• _Task objective_: How many lines in these records hold the string "component"? Reply with the number alone.

▼

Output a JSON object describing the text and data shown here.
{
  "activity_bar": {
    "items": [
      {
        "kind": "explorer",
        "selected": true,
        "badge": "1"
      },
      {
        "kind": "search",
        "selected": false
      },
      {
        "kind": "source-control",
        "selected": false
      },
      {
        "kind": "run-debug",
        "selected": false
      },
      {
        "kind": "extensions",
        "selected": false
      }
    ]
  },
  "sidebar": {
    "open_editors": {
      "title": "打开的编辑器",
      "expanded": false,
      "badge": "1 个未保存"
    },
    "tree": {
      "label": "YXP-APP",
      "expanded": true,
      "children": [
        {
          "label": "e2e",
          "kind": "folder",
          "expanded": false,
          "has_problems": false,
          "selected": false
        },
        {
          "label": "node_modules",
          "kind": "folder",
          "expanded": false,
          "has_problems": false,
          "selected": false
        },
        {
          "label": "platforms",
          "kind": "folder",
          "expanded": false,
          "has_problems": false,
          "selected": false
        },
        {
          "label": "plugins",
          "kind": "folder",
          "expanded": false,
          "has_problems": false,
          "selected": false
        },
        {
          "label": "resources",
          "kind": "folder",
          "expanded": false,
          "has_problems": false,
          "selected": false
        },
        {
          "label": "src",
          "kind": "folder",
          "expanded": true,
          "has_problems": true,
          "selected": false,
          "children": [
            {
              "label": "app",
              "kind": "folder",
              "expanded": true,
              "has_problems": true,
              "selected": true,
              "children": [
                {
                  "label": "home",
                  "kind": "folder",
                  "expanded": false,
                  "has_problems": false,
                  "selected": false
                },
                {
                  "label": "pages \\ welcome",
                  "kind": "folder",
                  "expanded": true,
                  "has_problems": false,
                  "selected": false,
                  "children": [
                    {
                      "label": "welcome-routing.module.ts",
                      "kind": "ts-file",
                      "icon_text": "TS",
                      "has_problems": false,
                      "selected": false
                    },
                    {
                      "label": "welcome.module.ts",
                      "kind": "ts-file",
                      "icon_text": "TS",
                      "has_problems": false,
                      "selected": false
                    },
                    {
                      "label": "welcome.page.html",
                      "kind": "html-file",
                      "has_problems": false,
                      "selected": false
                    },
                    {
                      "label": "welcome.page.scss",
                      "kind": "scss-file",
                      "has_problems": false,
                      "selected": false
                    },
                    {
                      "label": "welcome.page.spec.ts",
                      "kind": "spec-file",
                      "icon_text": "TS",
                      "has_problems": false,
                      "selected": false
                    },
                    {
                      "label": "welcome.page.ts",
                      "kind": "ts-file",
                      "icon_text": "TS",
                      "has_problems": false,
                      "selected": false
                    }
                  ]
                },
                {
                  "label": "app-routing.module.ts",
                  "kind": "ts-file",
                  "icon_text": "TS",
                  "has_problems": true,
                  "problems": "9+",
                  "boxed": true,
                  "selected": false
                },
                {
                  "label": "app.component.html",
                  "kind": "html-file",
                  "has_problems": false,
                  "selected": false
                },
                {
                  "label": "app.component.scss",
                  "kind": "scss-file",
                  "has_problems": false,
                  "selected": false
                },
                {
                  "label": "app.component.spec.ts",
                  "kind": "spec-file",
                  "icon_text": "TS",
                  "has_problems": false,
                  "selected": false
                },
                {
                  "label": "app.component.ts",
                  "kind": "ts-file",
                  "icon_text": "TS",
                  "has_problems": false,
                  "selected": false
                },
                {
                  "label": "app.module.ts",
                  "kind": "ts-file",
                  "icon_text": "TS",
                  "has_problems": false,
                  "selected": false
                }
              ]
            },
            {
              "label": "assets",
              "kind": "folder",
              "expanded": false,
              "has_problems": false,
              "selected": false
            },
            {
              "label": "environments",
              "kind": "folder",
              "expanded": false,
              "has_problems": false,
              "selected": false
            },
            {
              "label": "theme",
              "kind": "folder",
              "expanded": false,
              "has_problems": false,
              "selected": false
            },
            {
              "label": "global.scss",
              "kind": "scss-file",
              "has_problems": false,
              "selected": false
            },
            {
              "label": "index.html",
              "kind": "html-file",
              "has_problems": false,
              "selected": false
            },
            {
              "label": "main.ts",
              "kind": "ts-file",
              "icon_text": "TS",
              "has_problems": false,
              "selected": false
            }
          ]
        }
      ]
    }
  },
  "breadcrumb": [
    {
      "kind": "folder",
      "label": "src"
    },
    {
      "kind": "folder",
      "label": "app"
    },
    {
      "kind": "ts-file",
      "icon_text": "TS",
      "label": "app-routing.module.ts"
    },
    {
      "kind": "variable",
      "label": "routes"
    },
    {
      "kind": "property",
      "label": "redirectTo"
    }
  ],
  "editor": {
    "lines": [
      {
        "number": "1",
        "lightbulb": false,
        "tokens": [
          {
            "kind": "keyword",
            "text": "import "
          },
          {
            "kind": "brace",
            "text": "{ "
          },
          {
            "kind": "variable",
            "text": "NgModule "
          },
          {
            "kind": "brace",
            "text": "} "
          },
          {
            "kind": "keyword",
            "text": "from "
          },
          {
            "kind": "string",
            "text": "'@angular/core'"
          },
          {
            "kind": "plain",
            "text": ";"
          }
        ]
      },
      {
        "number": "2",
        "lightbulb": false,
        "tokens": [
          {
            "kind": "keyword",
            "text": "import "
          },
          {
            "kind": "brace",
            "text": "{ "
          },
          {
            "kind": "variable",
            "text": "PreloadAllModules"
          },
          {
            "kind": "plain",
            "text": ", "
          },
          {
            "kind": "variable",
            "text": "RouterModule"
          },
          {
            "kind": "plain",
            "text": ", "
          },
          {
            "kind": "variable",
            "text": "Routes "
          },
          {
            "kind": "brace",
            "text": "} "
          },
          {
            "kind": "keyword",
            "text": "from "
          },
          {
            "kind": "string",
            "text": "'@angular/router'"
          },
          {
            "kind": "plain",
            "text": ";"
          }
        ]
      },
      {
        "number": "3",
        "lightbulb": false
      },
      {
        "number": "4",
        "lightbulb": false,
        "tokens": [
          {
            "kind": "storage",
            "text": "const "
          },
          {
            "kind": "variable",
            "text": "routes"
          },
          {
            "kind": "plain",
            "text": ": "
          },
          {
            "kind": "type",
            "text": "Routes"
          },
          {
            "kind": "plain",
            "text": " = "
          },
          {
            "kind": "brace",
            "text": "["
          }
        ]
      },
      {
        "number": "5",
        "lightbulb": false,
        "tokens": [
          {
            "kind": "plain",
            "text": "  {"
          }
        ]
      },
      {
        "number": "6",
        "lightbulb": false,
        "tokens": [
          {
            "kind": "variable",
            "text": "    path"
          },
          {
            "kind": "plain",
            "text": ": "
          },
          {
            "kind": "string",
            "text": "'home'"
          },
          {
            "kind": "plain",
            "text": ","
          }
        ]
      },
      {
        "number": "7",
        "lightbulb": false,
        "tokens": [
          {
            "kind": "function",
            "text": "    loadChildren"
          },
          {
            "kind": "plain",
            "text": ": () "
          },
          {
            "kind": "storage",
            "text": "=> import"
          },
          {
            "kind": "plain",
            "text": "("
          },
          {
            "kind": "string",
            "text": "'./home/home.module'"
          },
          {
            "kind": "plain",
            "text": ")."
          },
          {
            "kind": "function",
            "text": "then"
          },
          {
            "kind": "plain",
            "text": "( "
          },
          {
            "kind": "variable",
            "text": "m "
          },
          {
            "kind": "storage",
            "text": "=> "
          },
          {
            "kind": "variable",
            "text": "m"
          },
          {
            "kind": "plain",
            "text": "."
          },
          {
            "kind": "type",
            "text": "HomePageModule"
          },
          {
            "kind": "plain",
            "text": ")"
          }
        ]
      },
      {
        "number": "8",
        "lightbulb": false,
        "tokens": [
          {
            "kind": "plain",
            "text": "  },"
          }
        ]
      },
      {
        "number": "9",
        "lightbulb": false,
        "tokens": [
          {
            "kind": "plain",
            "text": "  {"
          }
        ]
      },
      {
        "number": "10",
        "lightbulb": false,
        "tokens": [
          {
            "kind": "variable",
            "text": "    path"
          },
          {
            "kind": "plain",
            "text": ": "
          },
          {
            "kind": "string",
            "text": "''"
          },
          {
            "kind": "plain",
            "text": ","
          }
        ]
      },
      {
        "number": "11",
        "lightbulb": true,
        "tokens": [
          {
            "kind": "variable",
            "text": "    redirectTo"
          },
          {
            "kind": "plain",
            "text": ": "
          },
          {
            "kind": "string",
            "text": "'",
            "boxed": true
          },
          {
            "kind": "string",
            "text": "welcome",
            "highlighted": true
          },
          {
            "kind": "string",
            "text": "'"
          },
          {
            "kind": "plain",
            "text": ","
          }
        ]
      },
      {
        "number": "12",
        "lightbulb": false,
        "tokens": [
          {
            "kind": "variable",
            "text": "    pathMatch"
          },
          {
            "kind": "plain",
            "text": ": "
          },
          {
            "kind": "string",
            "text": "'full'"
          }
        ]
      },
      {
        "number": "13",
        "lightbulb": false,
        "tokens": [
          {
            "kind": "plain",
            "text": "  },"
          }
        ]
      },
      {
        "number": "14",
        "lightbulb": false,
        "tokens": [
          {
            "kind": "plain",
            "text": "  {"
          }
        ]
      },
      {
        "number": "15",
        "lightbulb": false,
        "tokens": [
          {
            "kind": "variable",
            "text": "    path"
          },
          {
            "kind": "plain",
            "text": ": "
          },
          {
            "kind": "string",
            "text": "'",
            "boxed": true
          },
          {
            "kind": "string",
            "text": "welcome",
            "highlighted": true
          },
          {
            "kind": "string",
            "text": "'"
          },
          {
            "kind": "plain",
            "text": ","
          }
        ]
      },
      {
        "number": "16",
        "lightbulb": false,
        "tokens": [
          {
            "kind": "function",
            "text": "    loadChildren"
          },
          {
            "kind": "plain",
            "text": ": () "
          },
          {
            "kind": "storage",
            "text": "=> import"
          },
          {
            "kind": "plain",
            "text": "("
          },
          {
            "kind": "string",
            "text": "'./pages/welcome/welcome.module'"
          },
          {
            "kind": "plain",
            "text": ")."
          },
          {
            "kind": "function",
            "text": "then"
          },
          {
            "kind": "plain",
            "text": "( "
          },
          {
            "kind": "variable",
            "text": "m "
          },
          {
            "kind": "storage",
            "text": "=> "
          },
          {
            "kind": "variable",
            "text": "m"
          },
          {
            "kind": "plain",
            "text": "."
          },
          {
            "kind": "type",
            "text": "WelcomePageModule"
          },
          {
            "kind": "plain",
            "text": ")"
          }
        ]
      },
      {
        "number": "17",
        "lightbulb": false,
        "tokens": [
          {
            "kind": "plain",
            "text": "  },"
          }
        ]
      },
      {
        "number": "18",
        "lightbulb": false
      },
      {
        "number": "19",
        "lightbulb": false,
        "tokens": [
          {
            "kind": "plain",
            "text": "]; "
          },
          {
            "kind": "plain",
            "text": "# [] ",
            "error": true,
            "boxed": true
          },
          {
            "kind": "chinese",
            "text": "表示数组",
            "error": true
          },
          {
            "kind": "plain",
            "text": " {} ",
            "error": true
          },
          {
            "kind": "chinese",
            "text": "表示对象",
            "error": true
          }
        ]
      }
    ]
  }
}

▲

• _The reply_: 4